Mettre en pratique:
**a)** Quel taux de croissance l'intervention sur la situation en Côte d'Ivoire attribue-t-elle au pays ?
**b)** Poursuivez l'intervention sur la situation en Côte d'Ivoire à la suite de sa dernière phrase.

Texte de l'exercice:
_ _ _ _ _ _ _

Intervention du 9 octobre 2002 sur la situation en Côte d'Ivoire

Madame la Présidente, Mesdames et Messieurs les Représentants des États membres, permettez-moi de dire ma stupéfaction devant les arguties de certains de mes collègues, car, enfin, la situation que connaît la Côte-d'Ivoire est si claire qu'elle devrait nous mettre spontanément d'accord sur quelques évidences.

Première évidence: la Côte-d'Ivoire est un des États qui mériteraient de notre part les plus actifs soutiens, car les signes encourageants y sont nombreux: un taux de croissance de 3 %, une marche relativement rapide vers la démocratie, marquée par des élections présidentielles saluées partout comme un progrès, un processus de formation de forces politiques qui, après le forum pour la réconciliation nationale, devait aboutir à des élections législatives pleinement démocratiques, et il faut mettre le gouvernement actuel en demeure de les organiser au plus vite. Oui, la Côte-d'Ivoire et son président Gbagbo méritent d'être soutenus par tous les États européens soucieux des liens avec l'Afrique. Je ne comprends pas que l'on puisse hésiter, à moins d'admettre la politique du pire ou de se laisser aller à une indifférence qui tente, certes, beaucoup d'Européens, je le crains, mais qu'un Français ne peut accepter.

_ _ _ _ _ _ _

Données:
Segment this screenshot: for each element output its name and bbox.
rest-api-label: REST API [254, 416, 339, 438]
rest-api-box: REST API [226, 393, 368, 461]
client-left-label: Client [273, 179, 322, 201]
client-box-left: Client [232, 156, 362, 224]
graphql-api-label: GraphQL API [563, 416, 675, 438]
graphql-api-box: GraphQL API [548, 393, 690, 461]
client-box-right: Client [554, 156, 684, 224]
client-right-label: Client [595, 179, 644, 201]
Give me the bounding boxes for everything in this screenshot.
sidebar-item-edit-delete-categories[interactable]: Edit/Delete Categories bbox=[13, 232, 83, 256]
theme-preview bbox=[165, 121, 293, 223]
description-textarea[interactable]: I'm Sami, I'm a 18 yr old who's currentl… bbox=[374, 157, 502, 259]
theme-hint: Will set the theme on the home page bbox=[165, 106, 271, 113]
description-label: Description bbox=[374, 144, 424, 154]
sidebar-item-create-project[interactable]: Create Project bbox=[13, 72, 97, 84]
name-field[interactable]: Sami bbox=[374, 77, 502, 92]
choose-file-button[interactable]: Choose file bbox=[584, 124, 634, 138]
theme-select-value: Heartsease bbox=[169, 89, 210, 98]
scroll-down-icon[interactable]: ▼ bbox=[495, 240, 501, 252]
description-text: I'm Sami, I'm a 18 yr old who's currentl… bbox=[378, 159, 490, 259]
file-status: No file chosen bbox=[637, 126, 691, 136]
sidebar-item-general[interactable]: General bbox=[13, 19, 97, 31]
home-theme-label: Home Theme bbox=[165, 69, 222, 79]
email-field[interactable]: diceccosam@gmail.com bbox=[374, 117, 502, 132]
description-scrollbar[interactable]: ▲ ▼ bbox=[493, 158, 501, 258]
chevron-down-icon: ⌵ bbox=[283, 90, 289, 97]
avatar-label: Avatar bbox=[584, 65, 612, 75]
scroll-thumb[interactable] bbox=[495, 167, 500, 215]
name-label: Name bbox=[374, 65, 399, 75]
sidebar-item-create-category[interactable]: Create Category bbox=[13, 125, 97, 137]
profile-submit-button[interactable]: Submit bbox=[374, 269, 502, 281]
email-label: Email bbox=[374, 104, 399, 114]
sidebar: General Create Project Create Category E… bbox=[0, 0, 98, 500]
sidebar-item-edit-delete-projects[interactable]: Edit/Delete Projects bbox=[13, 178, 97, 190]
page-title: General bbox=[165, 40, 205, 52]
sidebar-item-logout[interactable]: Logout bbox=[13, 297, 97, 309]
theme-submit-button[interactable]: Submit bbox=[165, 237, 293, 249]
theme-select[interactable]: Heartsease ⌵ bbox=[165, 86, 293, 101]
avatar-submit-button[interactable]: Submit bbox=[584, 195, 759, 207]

_ _ _ _ _ _ _

Réponses aux consignes:
**a)** Un taux de croissance de 3 %.

**b)**
Deuxième évidence: la Côte-d'Ivoire ne fait nullement face à une guerre civile. Elle est simplement aux prises avec une agression étrangère qui, si elle utilise de vieilles oppositions entre ethnies, comme d'habitude, ressort d'abord à l'analyse géopolitique. Les soi-disant insurgés sont à l'évidence armés, et puissamment armés, par une ou plusieurs puissances étrangères. L'analyse de la situation ressort donc, non pas de l'exercice ethnographique, encore moins de la déploration humanitariste, mais de l'analyse géopolitique.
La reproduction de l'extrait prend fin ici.